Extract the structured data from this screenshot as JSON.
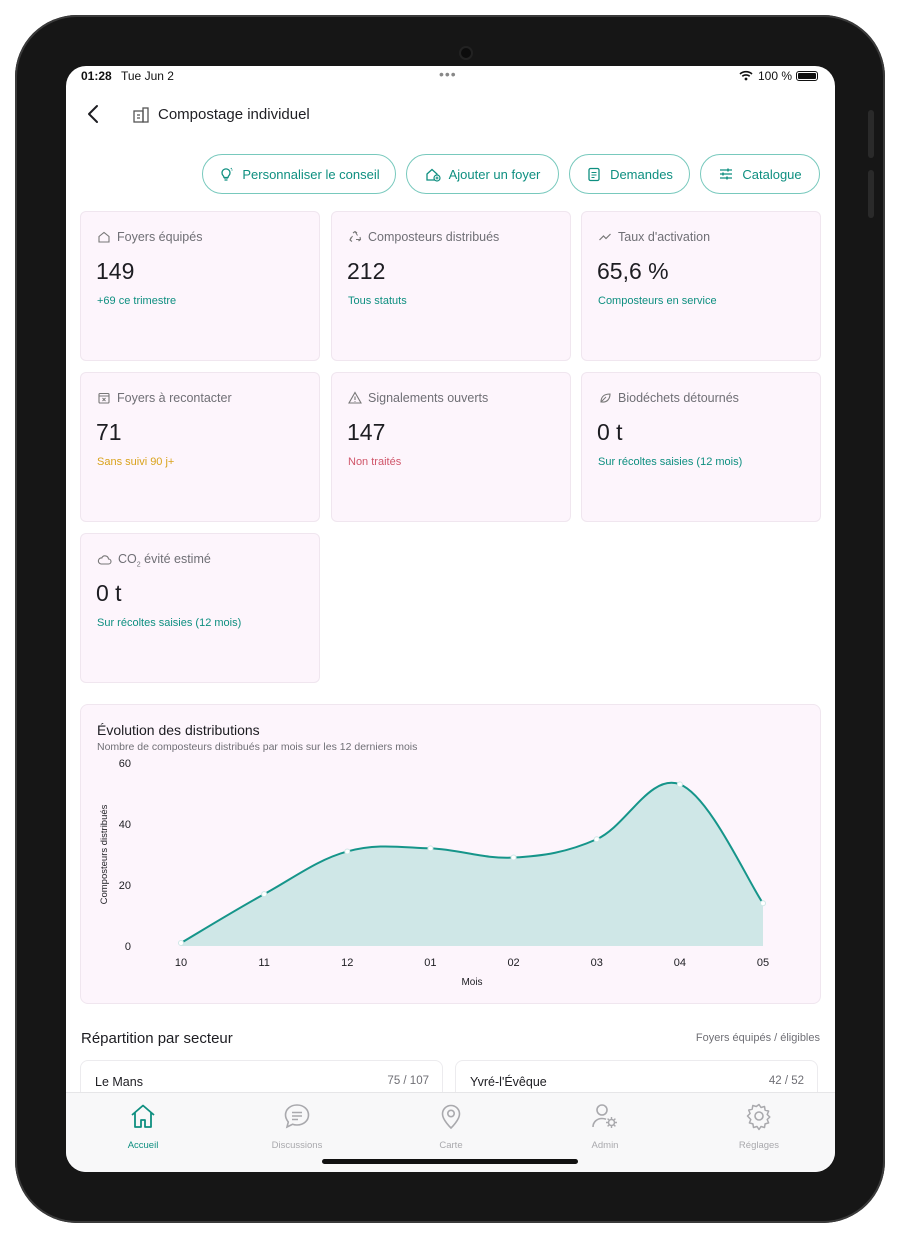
{
  "status_bar": {
    "time": "01:28",
    "date": "Tue Jun 2",
    "battery": "100 %"
  },
  "header": {
    "title": "Compostage individuel"
  },
  "actions": [
    {
      "label": "Personnaliser le conseil",
      "icon": "lightbulb-icon"
    },
    {
      "label": "Ajouter un foyer",
      "icon": "house-add-icon"
    },
    {
      "label": "Demandes",
      "icon": "clipboard-icon"
    },
    {
      "label": "Catalogue",
      "icon": "sliders-icon"
    }
  ],
  "colors": {
    "accent": "#0e8f80",
    "warning": "#d9a31c",
    "danger": "#d0566a",
    "card_bg": "#fdf5fc"
  },
  "stats": [
    {
      "label": "Foyers équipés",
      "value": "149",
      "sub": "+69 ce trimestre",
      "sub_color": "#0e8f80",
      "icon": "home-icon"
    },
    {
      "label": "Composteurs distribués",
      "value": "212",
      "sub": "Tous statuts",
      "sub_color": "#0e8f80",
      "icon": "recycle-icon"
    },
    {
      "label": "Taux d'activation",
      "value": "65,6 %",
      "sub": "Composteurs en service",
      "sub_color": "#0e8f80",
      "icon": "trend-icon"
    },
    {
      "label": "Foyers à recontacter",
      "value": "71",
      "sub": "Sans suivi 90 j+",
      "sub_color": "#d9a31c",
      "icon": "calendar-x-icon"
    },
    {
      "label": "Signalements ouverts",
      "value": "147",
      "sub": "Non traités",
      "sub_color": "#d0566a",
      "icon": "warning-icon"
    },
    {
      "label": "Biodéchets détournés",
      "value": "0 t",
      "sub": "Sur récoltes saisies (12 mois)",
      "sub_color": "#0e8f80",
      "icon": "leaf-icon"
    }
  ],
  "co2_card": {
    "label_prefix": "CO",
    "label_sub": "2",
    "label_suffix": " évité estimé",
    "value": "0 t",
    "sub": "Sur récoltes saisies (12 mois)",
    "icon": "cloud-icon"
  },
  "chart_data": {
    "type": "area",
    "title": "Évolution des distributions",
    "subtitle": "Nombre de composteurs distribués par mois sur les 12 derniers mois",
    "xlabel": "Mois",
    "ylabel": "Composteurs distribués",
    "categories": [
      "10",
      "11",
      "12",
      "01",
      "02",
      "03",
      "04",
      "05"
    ],
    "series": [
      {
        "values": [
          1,
          17,
          31,
          32,
          29,
          35,
          53,
          14
        ]
      }
    ],
    "ylim": [
      0,
      60
    ],
    "yticks": [
      "0",
      "20",
      "40",
      "60"
    ],
    "grid": false
  },
  "sectors_section": {
    "title": "Répartition par secteur",
    "hint": "Foyers équipés / éligibles"
  },
  "sectors": [
    {
      "name": "Le Mans",
      "ratio": "75 / 107"
    },
    {
      "name": "Yvré-l'Évêque",
      "ratio": "42 / 52"
    }
  ],
  "tabs": [
    {
      "label": "Accueil",
      "icon": "home-icon",
      "active": true
    },
    {
      "label": "Discussions",
      "icon": "chat-icon",
      "active": false
    },
    {
      "label": "Carte",
      "icon": "map-pin-icon",
      "active": false
    },
    {
      "label": "Admin",
      "icon": "user-gear-icon",
      "active": false
    },
    {
      "label": "Réglages",
      "icon": "gear-icon",
      "active": false
    }
  ]
}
######
Retype all the records shown above, character for character. Omit every picture.

Extract the structured data from this screenshot as JSON.
{
  "status_bar": {
    "time": "01:28",
    "date": "Tue Jun 2",
    "battery": "100 %"
  },
  "header": {
    "title": "Compostage individuel"
  },
  "actions": [
    {
      "label": "Personnaliser le conseil",
      "icon": "lightbulb-icon"
    },
    {
      "label": "Ajouter un foyer",
      "icon": "house-add-icon"
    },
    {
      "label": "Demandes",
      "icon": "clipboard-icon"
    },
    {
      "label": "Catalogue",
      "icon": "sliders-icon"
    }
  ],
  "colors": {
    "accent": "#0e8f80",
    "warning": "#d9a31c",
    "danger": "#d0566a",
    "card_bg": "#fdf5fc"
  },
  "stats": [
    {
      "label": "Foyers équipés",
      "value": "149",
      "sub": "+69 ce trimestre",
      "sub_color": "#0e8f80",
      "icon": "home-icon"
    },
    {
      "label": "Composteurs distribués",
      "value": "212",
      "sub": "Tous statuts",
      "sub_color": "#0e8f80",
      "icon": "recycle-icon"
    },
    {
      "label": "Taux d'activation",
      "value": "65,6 %",
      "sub": "Composteurs en service",
      "sub_color": "#0e8f80",
      "icon": "trend-icon"
    },
    {
      "label": "Foyers à recontacter",
      "value": "71",
      "sub": "Sans suivi 90 j+",
      "sub_color": "#d9a31c",
      "icon": "calendar-x-icon"
    },
    {
      "label": "Signalements ouverts",
      "value": "147",
      "sub": "Non traités",
      "sub_color": "#d0566a",
      "icon": "warning-icon"
    },
    {
      "label": "Biodéchets détournés",
      "value": "0 t",
      "sub": "Sur récoltes saisies (12 mois)",
      "sub_color": "#0e8f80",
      "icon": "leaf-icon"
    }
  ],
  "co2_card": {
    "label_prefix": "CO",
    "label_sub": "2",
    "label_suffix": " évité estimé",
    "value": "0 t",
    "sub": "Sur récoltes saisies (12 mois)",
    "icon": "cloud-icon"
  },
  "chart_data": {
    "type": "area",
    "title": "Évolution des distributions",
    "subtitle": "Nombre de composteurs distribués par mois sur les 12 derniers mois",
    "xlabel": "Mois",
    "ylabel": "Composteurs distribués",
    "categories": [
      "10",
      "11",
      "12",
      "01",
      "02",
      "03",
      "04",
      "05"
    ],
    "series": [
      {
        "values": [
          1,
          17,
          31,
          32,
          29,
          35,
          53,
          14
        ]
      }
    ],
    "ylim": [
      0,
      60
    ],
    "yticks": [
      "0",
      "20",
      "40",
      "60"
    ],
    "grid": false
  },
  "sectors_section": {
    "title": "Répartition par secteur",
    "hint": "Foyers équipés / éligibles"
  },
  "sectors": [
    {
      "name": "Le Mans",
      "ratio": "75 / 107"
    },
    {
      "name": "Yvré-l'Évêque",
      "ratio": "42 / 52"
    }
  ],
  "tabs": [
    {
      "label": "Accueil",
      "icon": "home-icon",
      "active": true
    },
    {
      "label": "Discussions",
      "icon": "chat-icon",
      "active": false
    },
    {
      "label": "Carte",
      "icon": "map-pin-icon",
      "active": false
    },
    {
      "label": "Admin",
      "icon": "user-gear-icon",
      "active": false
    },
    {
      "label": "Réglages",
      "icon": "gear-icon",
      "active": false
    }
  ]
}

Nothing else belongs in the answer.